Given instruction: From the entries below, select and copy every line that contains the word "their".

Records supplied:
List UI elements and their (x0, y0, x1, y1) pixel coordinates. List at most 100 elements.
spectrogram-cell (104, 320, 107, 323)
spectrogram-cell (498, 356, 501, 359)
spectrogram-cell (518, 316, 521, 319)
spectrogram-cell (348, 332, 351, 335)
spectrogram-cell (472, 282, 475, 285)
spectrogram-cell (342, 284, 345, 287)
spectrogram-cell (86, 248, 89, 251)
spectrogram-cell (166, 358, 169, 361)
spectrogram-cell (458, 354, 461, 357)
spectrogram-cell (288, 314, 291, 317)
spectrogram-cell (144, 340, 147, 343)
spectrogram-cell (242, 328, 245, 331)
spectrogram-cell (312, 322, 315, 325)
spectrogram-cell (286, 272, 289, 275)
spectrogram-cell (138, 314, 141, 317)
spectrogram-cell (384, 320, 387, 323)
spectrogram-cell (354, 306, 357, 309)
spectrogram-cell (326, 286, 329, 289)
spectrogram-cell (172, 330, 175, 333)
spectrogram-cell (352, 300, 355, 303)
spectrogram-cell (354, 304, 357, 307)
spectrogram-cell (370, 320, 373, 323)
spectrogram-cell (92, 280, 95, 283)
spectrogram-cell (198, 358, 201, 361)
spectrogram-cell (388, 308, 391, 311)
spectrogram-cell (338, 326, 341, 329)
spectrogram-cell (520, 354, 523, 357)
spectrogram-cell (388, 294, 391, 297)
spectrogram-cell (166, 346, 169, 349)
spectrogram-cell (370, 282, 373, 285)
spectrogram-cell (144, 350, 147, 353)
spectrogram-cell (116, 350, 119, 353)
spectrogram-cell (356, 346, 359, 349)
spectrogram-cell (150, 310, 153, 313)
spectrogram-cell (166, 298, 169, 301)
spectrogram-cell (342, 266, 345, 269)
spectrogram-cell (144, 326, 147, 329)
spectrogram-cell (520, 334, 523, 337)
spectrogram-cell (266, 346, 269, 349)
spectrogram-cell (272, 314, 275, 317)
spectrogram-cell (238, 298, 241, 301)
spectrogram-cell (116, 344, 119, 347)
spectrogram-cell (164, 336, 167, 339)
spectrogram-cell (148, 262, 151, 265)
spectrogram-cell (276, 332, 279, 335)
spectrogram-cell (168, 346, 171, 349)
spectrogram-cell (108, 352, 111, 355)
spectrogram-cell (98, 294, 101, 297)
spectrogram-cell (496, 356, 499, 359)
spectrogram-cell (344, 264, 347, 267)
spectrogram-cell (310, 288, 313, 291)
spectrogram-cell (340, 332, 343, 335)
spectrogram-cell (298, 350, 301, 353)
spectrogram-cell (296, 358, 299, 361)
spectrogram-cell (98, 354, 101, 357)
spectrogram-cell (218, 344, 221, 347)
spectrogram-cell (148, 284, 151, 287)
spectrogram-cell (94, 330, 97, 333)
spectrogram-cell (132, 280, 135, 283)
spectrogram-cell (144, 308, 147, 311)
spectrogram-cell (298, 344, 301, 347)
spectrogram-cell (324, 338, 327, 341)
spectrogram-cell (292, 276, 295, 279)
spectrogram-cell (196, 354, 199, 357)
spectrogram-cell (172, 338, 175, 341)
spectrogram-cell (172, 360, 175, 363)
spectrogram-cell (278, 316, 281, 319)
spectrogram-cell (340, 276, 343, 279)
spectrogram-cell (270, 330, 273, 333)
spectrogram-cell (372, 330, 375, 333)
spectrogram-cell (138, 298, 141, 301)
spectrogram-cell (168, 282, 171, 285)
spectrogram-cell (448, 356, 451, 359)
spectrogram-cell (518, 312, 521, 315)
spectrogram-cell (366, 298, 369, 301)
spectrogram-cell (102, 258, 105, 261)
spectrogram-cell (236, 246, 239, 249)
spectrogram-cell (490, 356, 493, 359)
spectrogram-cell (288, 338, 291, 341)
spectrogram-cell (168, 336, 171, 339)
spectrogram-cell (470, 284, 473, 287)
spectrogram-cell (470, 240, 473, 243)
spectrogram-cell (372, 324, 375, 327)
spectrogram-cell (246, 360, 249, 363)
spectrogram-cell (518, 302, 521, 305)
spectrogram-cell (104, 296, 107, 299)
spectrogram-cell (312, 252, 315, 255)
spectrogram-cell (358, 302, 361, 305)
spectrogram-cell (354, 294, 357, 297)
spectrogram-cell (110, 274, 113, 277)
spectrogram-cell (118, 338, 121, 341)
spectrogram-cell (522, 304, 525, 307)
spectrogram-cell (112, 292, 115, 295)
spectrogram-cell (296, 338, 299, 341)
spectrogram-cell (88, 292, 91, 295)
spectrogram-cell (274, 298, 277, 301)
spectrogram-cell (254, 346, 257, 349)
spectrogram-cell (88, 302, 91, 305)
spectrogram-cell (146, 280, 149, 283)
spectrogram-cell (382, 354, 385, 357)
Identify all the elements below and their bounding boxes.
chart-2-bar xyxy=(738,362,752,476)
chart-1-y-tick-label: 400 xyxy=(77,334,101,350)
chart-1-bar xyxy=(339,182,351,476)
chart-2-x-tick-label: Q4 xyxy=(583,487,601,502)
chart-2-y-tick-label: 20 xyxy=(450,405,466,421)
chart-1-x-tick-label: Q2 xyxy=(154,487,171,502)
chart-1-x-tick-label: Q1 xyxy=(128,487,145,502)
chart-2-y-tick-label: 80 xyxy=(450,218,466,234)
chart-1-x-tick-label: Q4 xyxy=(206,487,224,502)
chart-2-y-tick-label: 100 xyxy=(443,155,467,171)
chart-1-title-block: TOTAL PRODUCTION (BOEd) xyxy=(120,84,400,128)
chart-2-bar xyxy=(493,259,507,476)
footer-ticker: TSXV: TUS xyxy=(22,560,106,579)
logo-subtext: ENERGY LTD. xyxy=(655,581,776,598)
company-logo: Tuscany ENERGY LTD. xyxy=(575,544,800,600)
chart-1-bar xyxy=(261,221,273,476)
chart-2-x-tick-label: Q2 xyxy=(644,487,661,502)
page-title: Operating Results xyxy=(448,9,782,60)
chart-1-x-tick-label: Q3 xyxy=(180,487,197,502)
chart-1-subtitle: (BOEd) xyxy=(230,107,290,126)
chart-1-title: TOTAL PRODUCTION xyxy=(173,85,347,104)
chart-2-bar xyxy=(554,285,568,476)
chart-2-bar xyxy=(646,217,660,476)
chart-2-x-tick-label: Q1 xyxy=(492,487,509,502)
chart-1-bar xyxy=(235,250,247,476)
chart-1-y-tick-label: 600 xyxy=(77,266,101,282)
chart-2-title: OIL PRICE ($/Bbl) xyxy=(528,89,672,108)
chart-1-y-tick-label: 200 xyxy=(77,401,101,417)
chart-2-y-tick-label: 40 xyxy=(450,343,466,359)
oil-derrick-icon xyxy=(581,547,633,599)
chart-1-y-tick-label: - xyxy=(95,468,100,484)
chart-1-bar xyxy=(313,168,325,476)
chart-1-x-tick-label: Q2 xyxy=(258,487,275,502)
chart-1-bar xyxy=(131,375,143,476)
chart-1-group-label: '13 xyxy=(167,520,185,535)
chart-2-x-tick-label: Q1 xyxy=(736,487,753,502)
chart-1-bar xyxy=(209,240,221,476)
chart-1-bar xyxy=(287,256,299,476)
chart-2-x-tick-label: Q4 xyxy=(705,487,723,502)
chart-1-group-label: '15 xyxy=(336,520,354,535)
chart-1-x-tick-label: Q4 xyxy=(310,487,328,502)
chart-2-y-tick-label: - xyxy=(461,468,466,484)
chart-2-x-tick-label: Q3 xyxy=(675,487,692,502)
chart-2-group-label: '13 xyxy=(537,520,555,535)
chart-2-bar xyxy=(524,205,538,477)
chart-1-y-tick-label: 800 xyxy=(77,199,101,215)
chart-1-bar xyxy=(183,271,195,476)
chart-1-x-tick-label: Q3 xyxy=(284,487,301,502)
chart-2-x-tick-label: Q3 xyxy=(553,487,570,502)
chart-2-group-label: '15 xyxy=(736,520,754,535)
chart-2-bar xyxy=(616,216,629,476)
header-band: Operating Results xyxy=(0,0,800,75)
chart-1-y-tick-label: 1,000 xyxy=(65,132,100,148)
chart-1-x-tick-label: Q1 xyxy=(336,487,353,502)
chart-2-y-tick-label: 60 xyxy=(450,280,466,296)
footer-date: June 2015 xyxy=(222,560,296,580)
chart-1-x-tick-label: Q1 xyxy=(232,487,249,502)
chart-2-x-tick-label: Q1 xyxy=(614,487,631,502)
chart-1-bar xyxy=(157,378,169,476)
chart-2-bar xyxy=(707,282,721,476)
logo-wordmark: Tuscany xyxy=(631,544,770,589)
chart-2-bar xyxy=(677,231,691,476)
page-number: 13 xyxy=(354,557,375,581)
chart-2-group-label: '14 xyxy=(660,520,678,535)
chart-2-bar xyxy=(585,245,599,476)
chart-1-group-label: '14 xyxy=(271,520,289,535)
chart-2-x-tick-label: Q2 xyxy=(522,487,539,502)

Exercise output:
List UI elements and their (x0, y0, x1, y1) pixel coordinates. List at most 100 elements.
Identify all the elements below and their bounding boxes.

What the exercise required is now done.